Written request: Which lines hold the string "minim"? Copy every one of them.

-- Data for this task start --

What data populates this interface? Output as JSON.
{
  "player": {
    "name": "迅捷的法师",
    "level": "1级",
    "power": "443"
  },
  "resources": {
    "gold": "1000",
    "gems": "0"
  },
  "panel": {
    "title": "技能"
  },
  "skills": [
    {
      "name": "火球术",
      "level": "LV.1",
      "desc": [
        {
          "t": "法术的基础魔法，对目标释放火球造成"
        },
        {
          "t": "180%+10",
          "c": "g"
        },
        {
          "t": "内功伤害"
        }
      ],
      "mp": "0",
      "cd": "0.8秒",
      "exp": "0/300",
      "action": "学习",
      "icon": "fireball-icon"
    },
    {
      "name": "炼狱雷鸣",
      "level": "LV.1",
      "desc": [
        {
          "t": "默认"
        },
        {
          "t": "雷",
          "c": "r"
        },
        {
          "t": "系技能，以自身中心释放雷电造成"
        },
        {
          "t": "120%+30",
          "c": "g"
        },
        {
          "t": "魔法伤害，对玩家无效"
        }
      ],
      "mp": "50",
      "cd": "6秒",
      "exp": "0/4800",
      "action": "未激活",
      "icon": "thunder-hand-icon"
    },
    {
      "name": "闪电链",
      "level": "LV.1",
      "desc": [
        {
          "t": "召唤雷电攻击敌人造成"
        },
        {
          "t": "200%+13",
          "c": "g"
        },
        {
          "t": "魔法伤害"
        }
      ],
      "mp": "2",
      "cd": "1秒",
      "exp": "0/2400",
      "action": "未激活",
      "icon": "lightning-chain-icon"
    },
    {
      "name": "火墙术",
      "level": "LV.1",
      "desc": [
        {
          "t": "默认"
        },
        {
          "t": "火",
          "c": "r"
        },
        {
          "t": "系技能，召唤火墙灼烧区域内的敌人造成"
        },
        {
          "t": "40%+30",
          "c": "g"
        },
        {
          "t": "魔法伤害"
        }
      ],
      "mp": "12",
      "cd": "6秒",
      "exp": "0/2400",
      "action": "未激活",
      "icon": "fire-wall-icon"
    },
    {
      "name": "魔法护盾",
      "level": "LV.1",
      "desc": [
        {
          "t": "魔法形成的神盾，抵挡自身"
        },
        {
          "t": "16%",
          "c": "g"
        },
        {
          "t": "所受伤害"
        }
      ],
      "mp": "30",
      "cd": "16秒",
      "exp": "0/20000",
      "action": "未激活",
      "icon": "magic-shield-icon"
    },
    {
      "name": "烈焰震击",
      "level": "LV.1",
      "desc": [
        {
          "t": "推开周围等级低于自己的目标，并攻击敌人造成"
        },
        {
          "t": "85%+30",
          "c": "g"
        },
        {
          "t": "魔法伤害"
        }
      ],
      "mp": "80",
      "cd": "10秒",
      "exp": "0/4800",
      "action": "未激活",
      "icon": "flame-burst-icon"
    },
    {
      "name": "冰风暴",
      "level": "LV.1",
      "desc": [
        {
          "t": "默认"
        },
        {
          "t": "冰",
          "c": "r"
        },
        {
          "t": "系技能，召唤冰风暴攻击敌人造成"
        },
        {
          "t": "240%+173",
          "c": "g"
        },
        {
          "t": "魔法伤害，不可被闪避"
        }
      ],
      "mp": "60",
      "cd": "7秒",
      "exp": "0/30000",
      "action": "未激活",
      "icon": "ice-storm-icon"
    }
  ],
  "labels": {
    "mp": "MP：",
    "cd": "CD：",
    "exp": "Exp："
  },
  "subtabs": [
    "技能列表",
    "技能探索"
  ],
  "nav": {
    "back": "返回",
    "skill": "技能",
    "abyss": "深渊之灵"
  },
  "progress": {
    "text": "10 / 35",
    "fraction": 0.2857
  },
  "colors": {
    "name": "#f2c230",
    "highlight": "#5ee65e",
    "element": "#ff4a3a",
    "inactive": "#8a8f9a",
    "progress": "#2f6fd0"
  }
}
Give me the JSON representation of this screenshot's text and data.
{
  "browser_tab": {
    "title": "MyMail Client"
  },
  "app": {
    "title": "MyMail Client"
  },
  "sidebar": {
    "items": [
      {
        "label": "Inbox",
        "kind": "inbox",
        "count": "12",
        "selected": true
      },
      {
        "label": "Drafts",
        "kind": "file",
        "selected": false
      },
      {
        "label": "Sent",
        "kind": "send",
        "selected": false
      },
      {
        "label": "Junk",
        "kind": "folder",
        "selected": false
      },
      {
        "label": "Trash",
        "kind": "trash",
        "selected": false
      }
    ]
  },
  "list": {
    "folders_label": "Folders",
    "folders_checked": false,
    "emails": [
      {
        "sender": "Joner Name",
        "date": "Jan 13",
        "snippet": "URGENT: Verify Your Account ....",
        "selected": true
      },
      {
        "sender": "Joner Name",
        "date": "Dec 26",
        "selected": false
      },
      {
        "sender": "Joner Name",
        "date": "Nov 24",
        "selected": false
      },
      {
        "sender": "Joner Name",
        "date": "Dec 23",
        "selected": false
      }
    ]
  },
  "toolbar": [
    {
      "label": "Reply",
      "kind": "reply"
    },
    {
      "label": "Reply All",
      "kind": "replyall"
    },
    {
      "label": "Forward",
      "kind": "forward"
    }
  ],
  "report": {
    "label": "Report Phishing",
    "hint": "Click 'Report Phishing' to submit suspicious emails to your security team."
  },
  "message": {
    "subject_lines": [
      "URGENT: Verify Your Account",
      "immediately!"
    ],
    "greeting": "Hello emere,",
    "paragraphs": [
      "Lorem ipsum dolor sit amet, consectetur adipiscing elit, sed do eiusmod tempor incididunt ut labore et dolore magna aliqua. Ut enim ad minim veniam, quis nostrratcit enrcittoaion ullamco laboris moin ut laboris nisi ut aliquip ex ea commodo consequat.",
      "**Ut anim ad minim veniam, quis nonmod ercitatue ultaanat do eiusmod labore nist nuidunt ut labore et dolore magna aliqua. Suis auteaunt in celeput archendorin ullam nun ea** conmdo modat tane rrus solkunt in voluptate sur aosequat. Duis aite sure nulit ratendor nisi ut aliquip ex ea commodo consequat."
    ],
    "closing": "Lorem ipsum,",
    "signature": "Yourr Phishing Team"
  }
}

-- Data for this task end --

Answer to this exercise:
      "Lorem ipsum dolor sit amet, consectetur adipiscing elit, sed do eiusmod tempor incididunt ut labore et dolore magna aliqua. Ut enim ad minim veniam, quis nostrratcit enrcittoaion ullamco laboris moin ut laboris nisi ut aliquip ex ea commodo consequat.",
      "**Ut anim ad minim veniam, quis nonmod ercitatue ultaanat do eiusmod labore nist nuidunt ut labore et dolore magna aliqua. Suis auteaunt in celeput archendorin ullam nun ea** conmdo modat tane rrus solkunt in voluptate sur aosequat. Duis aite sure nulit ratendor nisi ut aliquip ex ea commodo consequat."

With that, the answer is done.